Please output every entry below precisely as written.

────────

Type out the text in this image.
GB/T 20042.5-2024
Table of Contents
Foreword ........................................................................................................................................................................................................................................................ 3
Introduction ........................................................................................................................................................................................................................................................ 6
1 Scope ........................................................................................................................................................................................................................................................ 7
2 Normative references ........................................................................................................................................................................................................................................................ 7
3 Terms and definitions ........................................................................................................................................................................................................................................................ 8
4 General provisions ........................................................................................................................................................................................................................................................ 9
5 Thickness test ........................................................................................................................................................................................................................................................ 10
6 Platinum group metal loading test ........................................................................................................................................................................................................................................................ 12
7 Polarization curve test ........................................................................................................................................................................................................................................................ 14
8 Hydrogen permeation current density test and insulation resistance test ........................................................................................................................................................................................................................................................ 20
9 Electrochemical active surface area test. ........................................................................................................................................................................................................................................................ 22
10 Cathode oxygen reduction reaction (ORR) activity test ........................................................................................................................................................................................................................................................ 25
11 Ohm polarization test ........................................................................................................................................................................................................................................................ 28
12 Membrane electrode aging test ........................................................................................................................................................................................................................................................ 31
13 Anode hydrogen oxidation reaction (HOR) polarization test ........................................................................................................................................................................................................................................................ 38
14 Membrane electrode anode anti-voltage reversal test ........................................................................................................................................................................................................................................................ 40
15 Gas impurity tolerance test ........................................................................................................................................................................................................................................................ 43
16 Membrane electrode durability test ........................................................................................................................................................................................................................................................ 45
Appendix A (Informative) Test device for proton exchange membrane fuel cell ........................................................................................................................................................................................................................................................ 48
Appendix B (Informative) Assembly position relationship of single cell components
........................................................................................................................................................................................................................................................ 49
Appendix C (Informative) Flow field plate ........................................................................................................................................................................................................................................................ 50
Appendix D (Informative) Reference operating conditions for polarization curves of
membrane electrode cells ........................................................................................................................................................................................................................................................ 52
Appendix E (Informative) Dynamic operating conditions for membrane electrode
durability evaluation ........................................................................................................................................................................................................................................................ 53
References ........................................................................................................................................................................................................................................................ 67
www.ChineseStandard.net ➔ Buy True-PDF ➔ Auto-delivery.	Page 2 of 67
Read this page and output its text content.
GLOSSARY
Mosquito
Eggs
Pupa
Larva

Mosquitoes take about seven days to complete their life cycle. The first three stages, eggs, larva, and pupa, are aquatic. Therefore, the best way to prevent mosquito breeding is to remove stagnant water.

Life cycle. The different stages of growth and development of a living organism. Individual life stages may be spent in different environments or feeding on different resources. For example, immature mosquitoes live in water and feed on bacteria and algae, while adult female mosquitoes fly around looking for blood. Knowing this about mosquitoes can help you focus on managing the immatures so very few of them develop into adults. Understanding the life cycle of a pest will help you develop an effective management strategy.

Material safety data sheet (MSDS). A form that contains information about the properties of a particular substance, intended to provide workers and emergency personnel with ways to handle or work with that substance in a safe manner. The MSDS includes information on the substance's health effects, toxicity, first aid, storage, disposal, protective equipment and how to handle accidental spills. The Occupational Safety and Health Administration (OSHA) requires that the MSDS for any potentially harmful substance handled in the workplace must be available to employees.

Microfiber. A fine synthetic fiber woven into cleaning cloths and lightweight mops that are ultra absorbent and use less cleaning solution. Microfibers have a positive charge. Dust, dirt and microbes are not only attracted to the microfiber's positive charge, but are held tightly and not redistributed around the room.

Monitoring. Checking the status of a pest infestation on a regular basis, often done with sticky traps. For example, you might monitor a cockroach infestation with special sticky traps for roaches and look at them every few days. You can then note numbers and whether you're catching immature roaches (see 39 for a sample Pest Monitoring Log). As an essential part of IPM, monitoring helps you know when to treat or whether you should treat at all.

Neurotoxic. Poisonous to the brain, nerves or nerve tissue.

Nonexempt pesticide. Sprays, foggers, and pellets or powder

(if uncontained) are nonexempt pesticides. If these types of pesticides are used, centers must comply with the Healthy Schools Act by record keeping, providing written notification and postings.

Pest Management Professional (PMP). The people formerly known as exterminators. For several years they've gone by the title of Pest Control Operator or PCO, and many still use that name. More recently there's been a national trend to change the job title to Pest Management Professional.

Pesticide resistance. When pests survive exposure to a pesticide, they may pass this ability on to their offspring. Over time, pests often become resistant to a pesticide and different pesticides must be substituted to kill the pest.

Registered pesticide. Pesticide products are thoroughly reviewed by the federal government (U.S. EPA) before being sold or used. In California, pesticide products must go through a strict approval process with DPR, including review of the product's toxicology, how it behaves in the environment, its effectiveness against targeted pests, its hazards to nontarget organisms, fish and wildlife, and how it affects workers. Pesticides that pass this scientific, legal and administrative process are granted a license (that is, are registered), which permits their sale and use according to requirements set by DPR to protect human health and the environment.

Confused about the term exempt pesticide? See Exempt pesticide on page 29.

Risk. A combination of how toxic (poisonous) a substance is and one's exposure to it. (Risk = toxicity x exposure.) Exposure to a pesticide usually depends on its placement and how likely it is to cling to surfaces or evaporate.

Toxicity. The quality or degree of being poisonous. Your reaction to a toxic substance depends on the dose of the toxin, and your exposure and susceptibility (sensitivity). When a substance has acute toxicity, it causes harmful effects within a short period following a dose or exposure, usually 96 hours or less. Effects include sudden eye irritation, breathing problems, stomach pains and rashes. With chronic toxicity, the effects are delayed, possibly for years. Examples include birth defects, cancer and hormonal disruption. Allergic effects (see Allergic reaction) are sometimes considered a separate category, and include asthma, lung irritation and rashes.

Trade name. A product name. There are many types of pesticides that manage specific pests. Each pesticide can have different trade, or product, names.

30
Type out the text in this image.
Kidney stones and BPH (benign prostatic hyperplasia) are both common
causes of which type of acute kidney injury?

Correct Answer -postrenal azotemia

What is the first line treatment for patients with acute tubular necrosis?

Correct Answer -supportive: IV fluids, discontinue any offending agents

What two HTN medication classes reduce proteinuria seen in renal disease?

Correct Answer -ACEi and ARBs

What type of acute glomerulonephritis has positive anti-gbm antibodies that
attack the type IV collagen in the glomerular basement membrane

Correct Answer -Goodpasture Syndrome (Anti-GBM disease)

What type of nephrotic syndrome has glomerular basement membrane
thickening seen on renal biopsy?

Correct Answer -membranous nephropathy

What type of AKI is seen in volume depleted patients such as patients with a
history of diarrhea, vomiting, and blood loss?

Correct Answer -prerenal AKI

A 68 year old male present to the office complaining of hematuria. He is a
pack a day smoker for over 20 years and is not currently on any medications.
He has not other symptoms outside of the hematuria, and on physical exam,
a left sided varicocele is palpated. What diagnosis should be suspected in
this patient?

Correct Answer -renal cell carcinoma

────────

Exercise output ->
Type out the text in this image.
GB/T 20042.5-2024
Table of Contents
Foreword ........................................................................................................................................................................................................................................................ 3
Introduction ........................................................................................................................................................................................................................................................ 6
1 Scope ........................................................................................................................................................................................................................................................ 7
2 Normative references ........................................................................................................................................................................................................................................................ 7
3 Terms and definitions ........................................................................................................................................................................................................................................................ 8
4 General provisions ........................................................................................................................................................................................................................................................ 9
5 Thickness test ........................................................................................................................................................................................................................................................ 10
6 Platinum group metal loading test ........................................................................................................................................................................................................................................................ 12
7 Polarization curve test ........................................................................................................................................................................................................................................................ 14
8 Hydrogen permeation current density test and insulation resistance test ........................................................................................................................................................................................................................................................ 20
9 Electrochemical active surface area test. ........................................................................................................................................................................................................................................................ 22
10 Cathode oxygen reduction reaction (ORR) activity test ........................................................................................................................................................................................................................................................ 25
11 Ohm polarization test ........................................................................................................................................................................................................................................................ 28
12 Membrane electrode aging test ........................................................................................................................................................................................................................................................ 31
13 Anode hydrogen oxidation reaction (HOR) polarization test ........................................................................................................................................................................................................................................................ 38
14 Membrane electrode anode anti-voltage reversal test ........................................................................................................................................................................................................................................................ 40
15 Gas impurity tolerance test ........................................................................................................................................................................................................................................................ 43
16 Membrane electrode durability test ........................................................................................................................................................................................................................................................ 45
Appendix A (Informative) Test device for proton exchange membrane fuel cell ........................................................................................................................................................................................................................................................ 48
Appendix B (Informative) Assembly position relationship of single cell components
........................................................................................................................................................................................................................................................ 49
Appendix C (Informative) Flow field plate ........................................................................................................................................................................................................................................................ 50
Appendix D (Informative) Reference operating conditions for polarization curves of
membrane electrode cells ........................................................................................................................................................................................................................................................ 52
Appendix E (Informative) Dynamic operating conditions for membrane electrode
durability evaluation ........................................................................................................................................................................................................................................................ 53
References ........................................................................................................................................................................................................................................................ 67
www.ChineseStandard.net ➔ Buy True-PDF ➔ Auto-delivery.	Page 2 of 67
Read this page and output its text content.
GLOSSARY
Mosquito
Eggs
Pupa
Larva

Mosquitoes take about seven days to complete their life cycle. The first three stages, eggs, larva, and pupa, are aquatic. Therefore, the best way to prevent mosquito breeding is to remove stagnant water.

Life cycle. The different stages of growth and development of a living organism. Individual life stages may be spent in different environments or feeding on different resources. For example, immature mosquitoes live in water and feed on bacteria and algae, while adult female mosquitoes fly around looking for blood. Knowing this about mosquitoes can help you focus on managing the immatures so very few of them develop into adults. Understanding the life cycle of a pest will help you develop an effective management strategy.

Material safety data sheet (MSDS). A form that contains information about the properties of a particular substance, intended to provide workers and emergency personnel with ways to handle or work with that substance in a safe manner. The MSDS includes information on the substance's health effects, toxicity, first aid, storage, disposal, protective equipment and how to handle accidental spills. The Occupational Safety and Health Administration (OSHA) requires that the MSDS for any potentially harmful substance handled in the workplace must be available to employees.

Microfiber. A fine synthetic fiber woven into cleaning cloths and lightweight mops that are ultra absorbent and use less cleaning solution. Microfibers have a positive charge. Dust, dirt and microbes are not only attracted to the microfiber's positive charge, but are held tightly and not redistributed around the room.

Monitoring. Checking the status of a pest infestation on a regular basis, often done with sticky traps. For example, you might monitor a cockroach infestation with special sticky traps for roaches and look at them every few days. You can then note numbers and whether you're catching immature roaches (see 39 for a sample Pest Monitoring Log). As an essential part of IPM, monitoring helps you know when to treat or whether you should treat at all.

Neurotoxic. Poisonous to the brain, nerves or nerve tissue.

Nonexempt pesticide. Sprays, foggers, and pellets or powder

(if uncontained) are nonexempt pesticides. If these types of pesticides are used, centers must comply with the Healthy Schools Act by record keeping, providing written notification and postings.

Pest Management Professional (PMP). The people formerly known as exterminators. For several years they've gone by the title of Pest Control Operator or PCO, and many still use that name. More recently there's been a national trend to change the job title to Pest Management Professional.

Pesticide resistance. When pests survive exposure to a pesticide, they may pass this ability on to their offspring. Over time, pests often become resistant to a pesticide and different pesticides must be substituted to kill the pest.

Registered pesticide. Pesticide products are thoroughly reviewed by the federal government (U.S. EPA) before being sold or used. In California, pesticide products must go through a strict approval process with DPR, including review of the product's toxicology, how it behaves in the environment, its effectiveness against targeted pests, its hazards to nontarget organisms, fish and wildlife, and how it affects workers. Pesticides that pass this scientific, legal and administrative process are granted a license (that is, are registered), which permits their sale and use according to requirements set by DPR to protect human health and the environment.

Confused about the term exempt pesticide? See Exempt pesticide on page 29.

Risk. A combination of how toxic (poisonous) a substance is and one's exposure to it. (Risk = toxicity x exposure.) Exposure to a pesticide usually depends on its placement and how likely it is to cling to surfaces or evaporate.

Toxicity. The quality or degree of being poisonous. Your reaction to a toxic substance depends on the dose of the toxin, and your exposure and susceptibility (sensitivity). When a substance has acute toxicity, it causes harmful effects within a short period following a dose or exposure, usually 96 hours or less. Effects include sudden eye irritation, breathing problems, stomach pains and rashes. With chronic toxicity, the effects are delayed, possibly for years. Examples include birth defects, cancer and hormonal disruption. Allergic effects (see Allergic reaction) are sometimes considered a separate category, and include asthma, lung irritation and rashes.

Trade name. A product name. There are many types of pesticides that manage specific pests. Each pesticide can have different trade, or product, names.

30
Type out the text in this image.
Kidney stones and BPH (benign prostatic hyperplasia) are both common
causes of which type of acute kidney injury?

Correct Answer -postrenal azotemia

What is the first line treatment for patients with acute tubular necrosis?

Correct Answer -supportive: IV fluids, discontinue any offending agents

What two HTN medication classes reduce proteinuria seen in renal disease?

Correct Answer -ACEi and ARBs

What type of acute glomerulonephritis has positive anti-gbm antibodies that
attack the type IV collagen in the glomerular basement membrane

Correct Answer -Goodpasture Syndrome (Anti-GBM disease)

What type of nephrotic syndrome has glomerular basement membrane
thickening seen on renal biopsy?

Correct Answer -membranous nephropathy

What type of AKI is seen in volume depleted patients such as patients with a
history of diarrhea, vomiting, and blood loss?

Correct Answer -prerenal AKI

A 68 year old male present to the office complaining of hematuria. He is a
pack a day smoker for over 20 years and is not currently on any medications.
He has not other symptoms outside of the hematuria, and on physical exam,
a left sided varicocele is palpated. What diagnosis should be suspected in
this patient?

Correct Answer -renal cell carcinoma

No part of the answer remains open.